◆ **Records**
┄┄┄┄┄┄
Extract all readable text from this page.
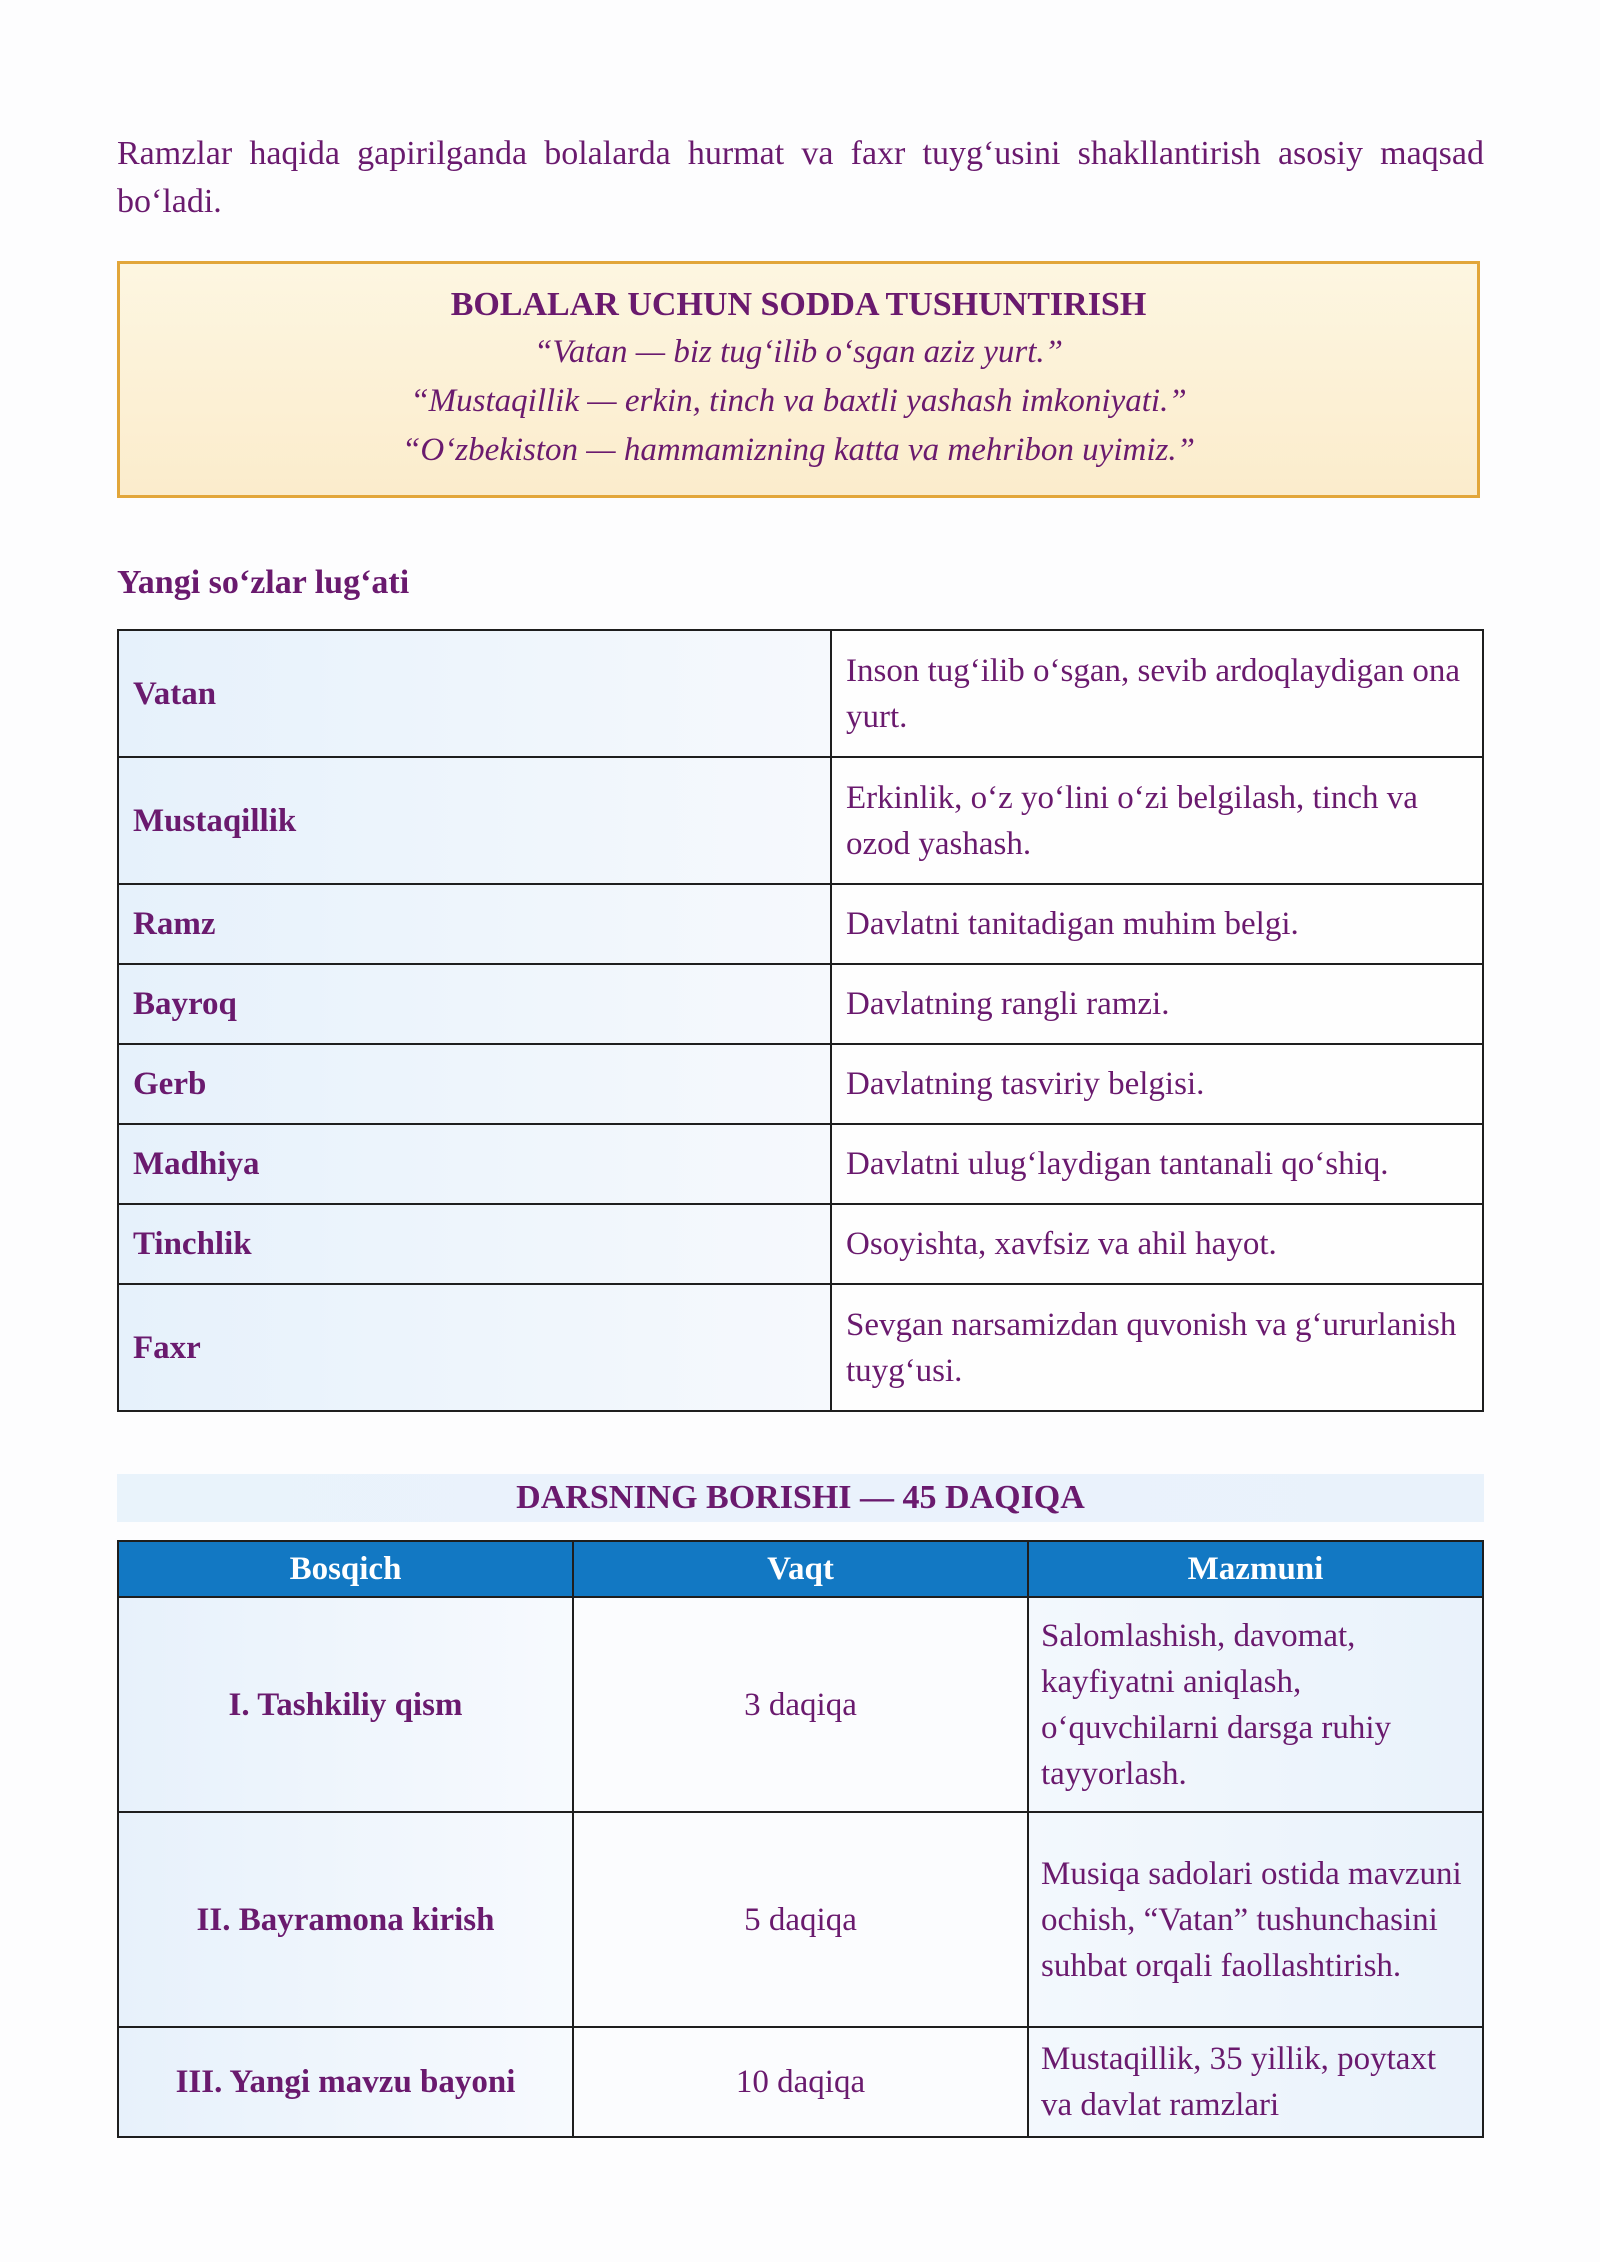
Ramzlar haqida gapirilganda bolalarda hurmat va faxr tuyg‘usini shakllantirish asosiy maqsad bo‘ladi.

BOLALAR UCHUN SODDA TUSHUNTIRISH
“Vatan — biz tug‘ilib o‘sgan aziz yurt.”
“Mustaqillik — erkin, tinch va baxtli yashash imkoniyati.”
“O‘zbekiston — hammamizning katta va mehribon uyimiz.”
Yangi so‘zlar lug‘ati
Vatan	Inson tug‘ilib o‘sgan, sevib ardoqlaydigan ona yurt.
Mustaqillik	Erkinlik, o‘z yo‘lini o‘zi belgilash, tinch va ozod yashash.
Ramz	Davlatni tanitadigan muhim belgi.
Bayroq	Davlatning rangli ramzi.
Gerb	Davlatning tasviriy belgisi.
Madhiya	Davlatni ulug‘laydigan tantanali qo‘shiq.
Tinchlik	Osoyishta, xavfsiz va ahil hayot.
Faxr	Sevgan narsamizdan quvonish va g‘ururlanish tuyg‘usi.
DARSNING BORISHI — 45 DAQIQA
Bosqich	Vaqt	Mazmuni
I. Tashkiliy qism	3 daqiqa	Salomlashish, davomat, kayfiyatni aniqlash, o‘quvchilarni darsga ruhiy tayyorlash.
II. Bayramona kirish	5 daqiqa	Musiqa sadolari ostida mavzuni ochish, “Vatan” tushunchasini suhbat orqali faollashtirish.
III. Yangi mavzu bayoni	10 daqiqa	Mustaqillik, 35 yillik, poytaxt va davlat ramzlari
┄┄┄┄┄┄
◆ **Task brief**
Copy all the lines of data exactly as they appear, dropping any images.

◆ **Answer below**
Extract all readable text from this page.
Ramzlar haqida gapirilganda bolalarda hurmat va faxr tuyg‘usini shakllantirish asosiy maqsad bo‘ladi.

BOLALAR UCHUN SODDA TUSHUNTIRISH
“Vatan — biz tug‘ilib o‘sgan aziz yurt.”
“Mustaqillik — erkin, tinch va baxtli yashash imkoniyati.”
“O‘zbekiston — hammamizning katta va mehribon uyimiz.”
Yangi so‘zlar lug‘ati
Vatan	Inson tug‘ilib o‘sgan, sevib ardoqlaydigan ona yurt.
Mustaqillik	Erkinlik, o‘z yo‘lini o‘zi belgilash, tinch va ozod yashash.
Ramz	Davlatni tanitadigan muhim belgi.
Bayroq	Davlatning rangli ramzi.
Gerb	Davlatning tasviriy belgisi.
Madhiya	Davlatni ulug‘laydigan tantanali qo‘shiq.
Tinchlik	Osoyishta, xavfsiz va ahil hayot.
Faxr	Sevgan narsamizdan quvonish va g‘ururlanish tuyg‘usi.
DARSNING BORISHI — 45 DAQIQA
Bosqich	Vaqt	Mazmuni
I. Tashkiliy qism	3 daqiqa	Salomlashish, davomat, kayfiyatni aniqlash, o‘quvchilarni darsga ruhiy tayyorlash.
II. Bayramona kirish	5 daqiqa	Musiqa sadolari ostida mavzuni ochish, “Vatan” tushunchasini suhbat orqali faollashtirish.
III. Yangi mavzu bayoni	10 daqiqa	Mustaqillik, 35 yillik, poytaxt va davlat ramzlari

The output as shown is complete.